Records about charts and figures
>> Start

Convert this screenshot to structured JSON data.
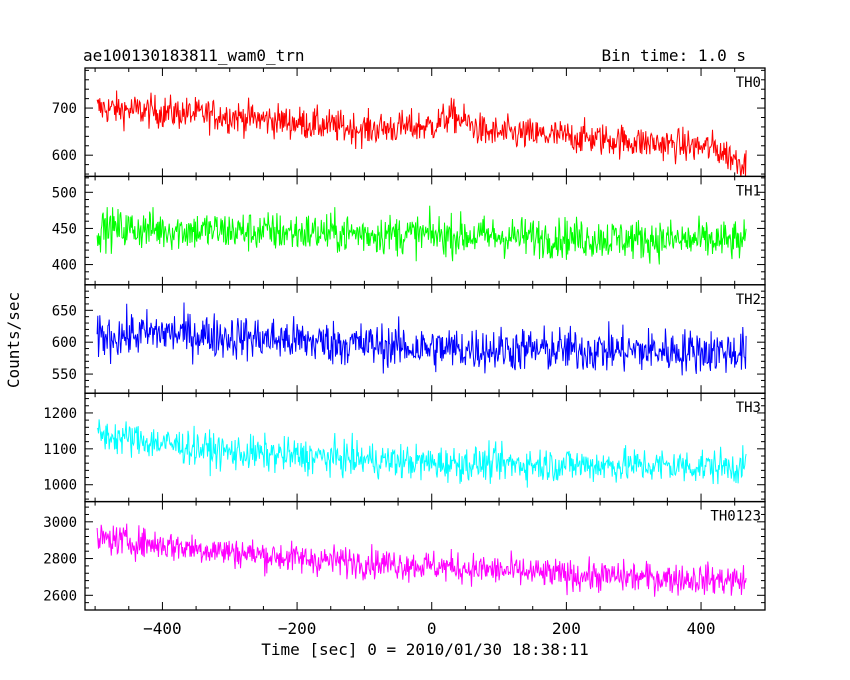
{
  "header": {
    "title": "ae100130183811_wam0_trn",
    "bin_time": "Bin time: 1.0 s"
  },
  "chart_data": {
    "type": "line",
    "title": "ae100130183811_wam0_trn",
    "xlabel": "Time [sec] 0 = 2010/01/30 18:38:11",
    "ylabel": "Counts/sec",
    "xlim": [
      -515,
      495
    ],
    "x_range": [
      -497,
      467
    ],
    "xticks": [
      -400,
      -200,
      0,
      200,
      400
    ],
    "xtick_labels": [
      "−400",
      "−200",
      "0",
      "200",
      "400"
    ],
    "grid": false,
    "panels": [
      {
        "name": "TH0",
        "color": "#ff0000",
        "ylim": [
          555,
          785
        ],
        "yticks": [
          600,
          700
        ],
        "trend": [
          [
            -497,
            700
          ],
          [
            -300,
            683
          ],
          [
            -100,
            655
          ],
          [
            0,
            662
          ],
          [
            30,
            685
          ],
          [
            80,
            648
          ],
          [
            200,
            640
          ],
          [
            420,
            615
          ],
          [
            467,
            580
          ]
        ],
        "noise": 25
      },
      {
        "name": "TH1",
        "color": "#00ff00",
        "ylim": [
          372,
          522
        ],
        "yticks": [
          400,
          450,
          500
        ],
        "trend": [
          [
            -497,
            450
          ],
          [
            467,
            432
          ]
        ],
        "noise": 20
      },
      {
        "name": "TH2",
        "color": "#0000ff",
        "ylim": [
          520,
          690
        ],
        "yticks": [
          550,
          600,
          650
        ],
        "trend": [
          [
            -497,
            608
          ],
          [
            -400,
            615
          ],
          [
            0,
            590
          ],
          [
            467,
            585
          ]
        ],
        "noise": 25
      },
      {
        "name": "TH3",
        "color": "#00ffff",
        "ylim": [
          953,
          1255
        ],
        "yticks": [
          1000,
          1100,
          1200
        ],
        "trend": [
          [
            -497,
            1140
          ],
          [
            -300,
            1090
          ],
          [
            0,
            1060
          ],
          [
            467,
            1050
          ]
        ],
        "noise": 35
      },
      {
        "name": "TH0123",
        "color": "#ff00ff",
        "ylim": [
          2520,
          3110
        ],
        "yticks": [
          2600,
          2800,
          3000
        ],
        "trend": [
          [
            -497,
            2910
          ],
          [
            -200,
            2800
          ],
          [
            0,
            2760
          ],
          [
            200,
            2710
          ],
          [
            467,
            2680
          ]
        ],
        "noise": 60
      }
    ]
  }
}
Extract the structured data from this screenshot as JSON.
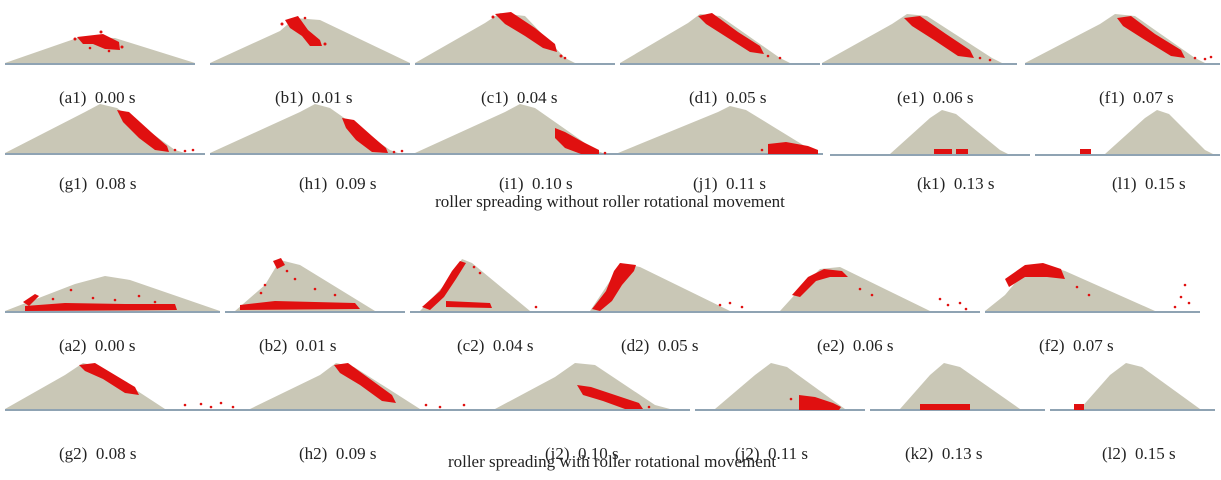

>> End

# Instruction:
Write out the material above once more, exactly as it reads, with no pictures.

# The response:
Convert this screenshot to structured JSON data.
{
  "header": {
    "title": "ae100130183811_wam0_trn",
    "bin_time": "Bin time: 1.0 s"
  },
  "chart_data": {
    "type": "line",
    "title": "ae100130183811_wam0_trn",
    "xlabel": "Time [sec] 0 = 2010/01/30 18:38:11",
    "ylabel": "Counts/sec",
    "xlim": [
      -515,
      495
    ],
    "x_range": [
      -497,
      467
    ],
    "xticks": [
      -400,
      -200,
      0,
      200,
      400
    ],
    "xtick_labels": [
      "−400",
      "−200",
      "0",
      "200",
      "400"
    ],
    "grid": false,
    "panels": [
      {
        "name": "TH0",
        "color": "#ff0000",
        "ylim": [
          555,
          785
        ],
        "yticks": [
          600,
          700
        ],
        "trend": [
          [
            -497,
            700
          ],
          [
            -300,
            683
          ],
          [
            -100,
            655
          ],
          [
            0,
            662
          ],
          [
            30,
            685
          ],
          [
            80,
            648
          ],
          [
            200,
            640
          ],
          [
            420,
            615
          ],
          [
            467,
            580
          ]
        ],
        "noise": 25
      },
      {
        "name": "TH1",
        "color": "#00ff00",
        "ylim": [
          372,
          522
        ],
        "yticks": [
          400,
          450,
          500
        ],
        "trend": [
          [
            -497,
            450
          ],
          [
            467,
            432
          ]
        ],
        "noise": 20
      },
      {
        "name": "TH2",
        "color": "#0000ff",
        "ylim": [
          520,
          690
        ],
        "yticks": [
          550,
          600,
          650
        ],
        "trend": [
          [
            -497,
            608
          ],
          [
            -400,
            615
          ],
          [
            0,
            590
          ],
          [
            467,
            585
          ]
        ],
        "noise": 25
      },
      {
        "name": "TH3",
        "color": "#00ffff",
        "ylim": [
          953,
          1255
        ],
        "yticks": [
          1000,
          1100,
          1200
        ],
        "trend": [
          [
            -497,
            1140
          ],
          [
            -300,
            1090
          ],
          [
            0,
            1060
          ],
          [
            467,
            1050
          ]
        ],
        "noise": 35
      },
      {
        "name": "TH0123",
        "color": "#ff00ff",
        "ylim": [
          2520,
          3110
        ],
        "yticks": [
          2600,
          2800,
          3000
        ],
        "trend": [
          [
            -497,
            2910
          ],
          [
            -200,
            2800
          ],
          [
            0,
            2760
          ],
          [
            200,
            2710
          ],
          [
            467,
            2680
          ]
        ],
        "noise": 60
      }
    ]
  }
}
Extract the structured data from this screenshot as JSON.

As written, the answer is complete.